> _Exercise requirements_
Everything in the listing except the pictures should be written out exactly.

- - - -

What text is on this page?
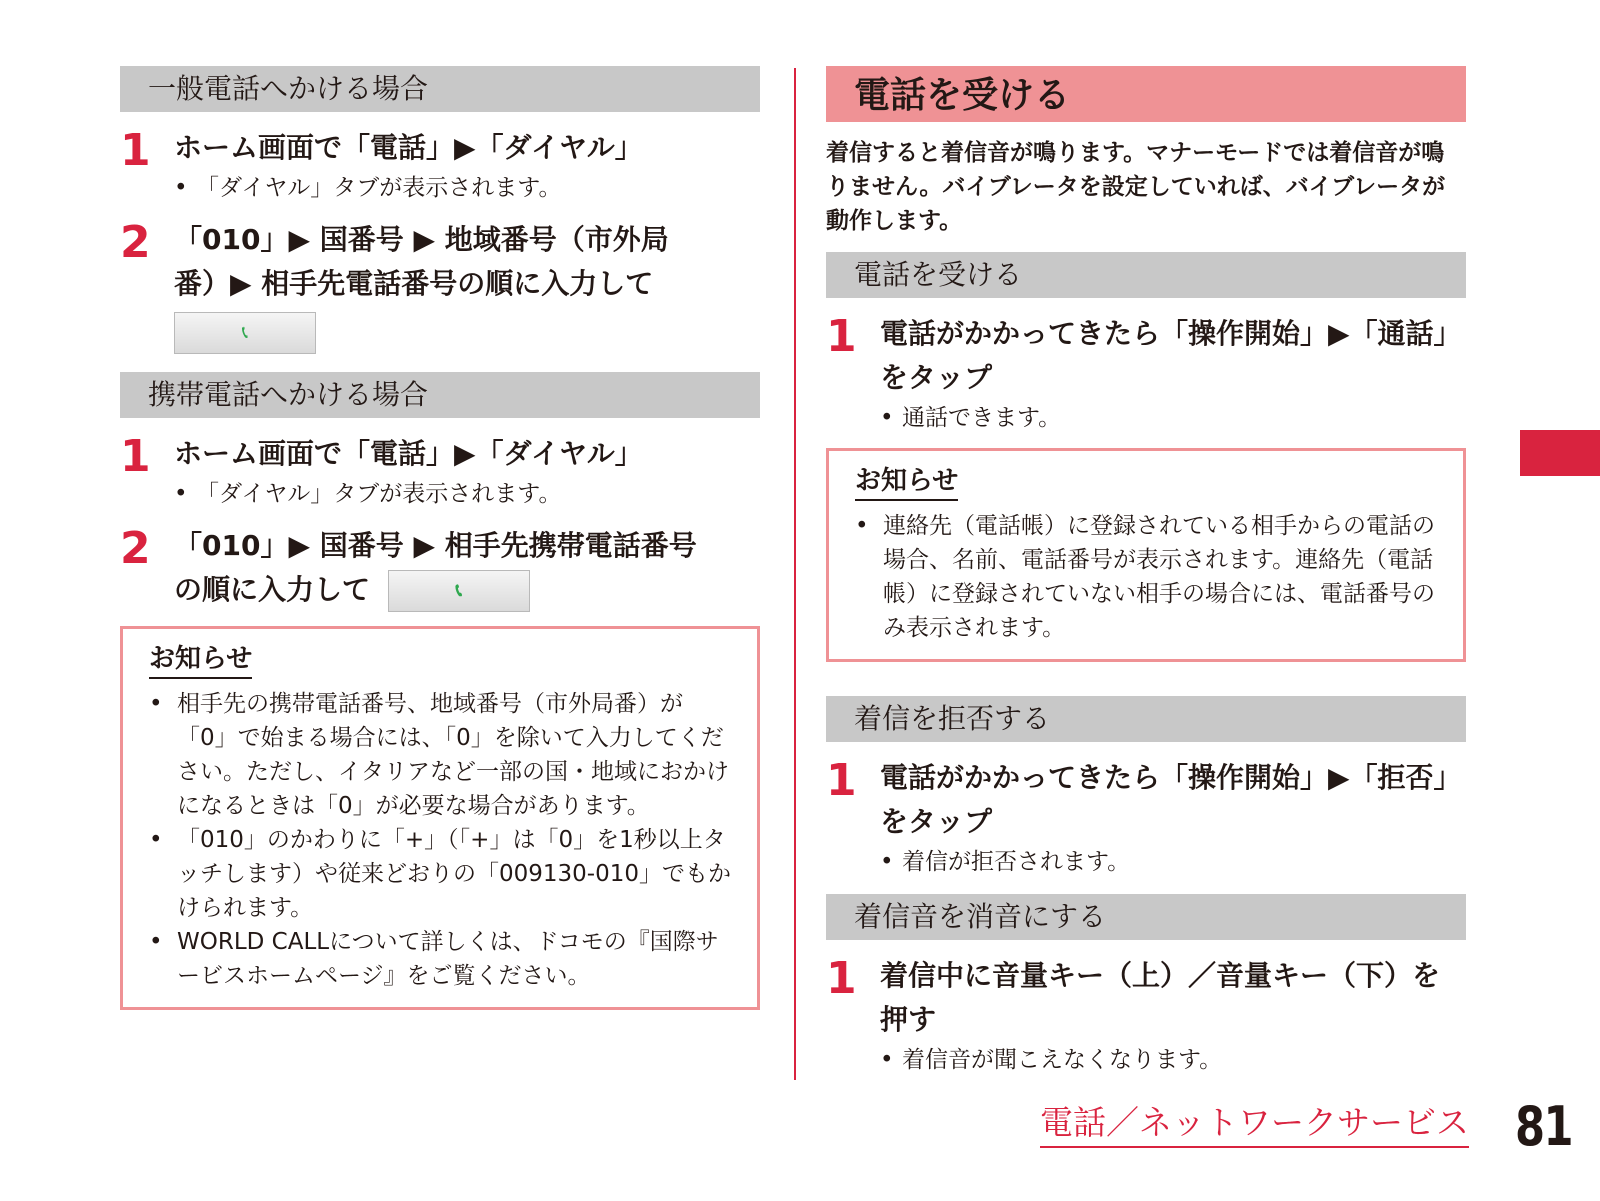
一般電話へかける場合
1 ホーム画面で「電話」▶「ダイヤル」
• 「ダイヤル」タブが表示されます。
2 「010」▶ 国番号 ▶ 地域番号（市外局
番）▶ 相手先電話番号の順に入力して
📞︎
携帯電話へかける場合
1 ホーム画面で「電話」▶「ダイヤル」
• 「ダイヤル」タブが表示されます。
2 「010」▶ 国番号 ▶ 相手先携帯電話番号
の順に入力して	📞︎
お知らせ
• 相手先の携帯電話番号、地域番号（市外局番）が「0」で始まる場合には、「0」を除いて入力してください。ただし、イタリアなど一部の国・地域におかけになるときは「0」が必要な場合があります。
• 「010」のかわりに「+」（「+」は「0」を1秒以上タッチします）や従来どおりの「009130-010」でもかけられます。
• WORLD CALLについて詳しくは、ドコモの『国際サービスホームページ』をご覧ください。
電話を受ける
着信すると着信音が鳴ります。マナーモードでは着信音が鳴りません。バイブレータを設定していれば、バイブレータが動作します。
電話を受ける
1 電話がかかってきたら「操作開始」▶「通話」をタップ
• 通話できます。
お知らせ
• 連絡先（電話帳）に登録されている相手からの電話の場合、名前、電話番号が表示されます。連絡先（電話帳）に登録されていない相手の場合には、電話番号のみ表示されます。
着信を拒否する
1 電話がかかってきたら「操作開始」▶「拒否」をタップ
• 着信が拒否されます。
着信音を消音にする
1 着信中に音量キー（上）／音量キー（下）を押す
• 着信音が聞こえなくなります。
電話／ネットワークサービス 81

- - - -

> _Final result_
What text is on this page?
一般電話へかける場合
1 ホーム画面で「電話」▶「ダイヤル」
• 「ダイヤル」タブが表示されます。
2 「010」▶ 国番号 ▶ 地域番号（市外局
番）▶ 相手先電話番号の順に入力して
📞︎
携帯電話へかける場合
1 ホーム画面で「電話」▶「ダイヤル」
• 「ダイヤル」タブが表示されます。
2 「010」▶ 国番号 ▶ 相手先携帯電話番号
の順に入力して	📞︎
お知らせ
• 相手先の携帯電話番号、地域番号（市外局番）が「0」で始まる場合には、「0」を除いて入力してください。ただし、イタリアなど一部の国・地域におかけになるときは「0」が必要な場合があります。
• 「010」のかわりに「+」（「+」は「0」を1秒以上タッチします）や従来どおりの「009130-010」でもかけられます。
• WORLD CALLについて詳しくは、ドコモの『国際サービスホームページ』をご覧ください。
電話を受ける
着信すると着信音が鳴ります。マナーモードでは着信音が鳴りません。バイブレータを設定していれば、バイブレータが動作します。
電話を受ける
1 電話がかかってきたら「操作開始」▶「通話」をタップ
• 通話できます。
お知らせ
• 連絡先（電話帳）に登録されている相手からの電話の場合、名前、電話番号が表示されます。連絡先（電話帳）に登録されていない相手の場合には、電話番号のみ表示されます。
着信を拒否する
1 電話がかかってきたら「操作開始」▶「拒否」をタップ
• 着信が拒否されます。
着信音を消音にする
1 着信中に音量キー（上）／音量キー（下）を押す
• 着信音が聞こえなくなります。
電話／ネットワークサービス 81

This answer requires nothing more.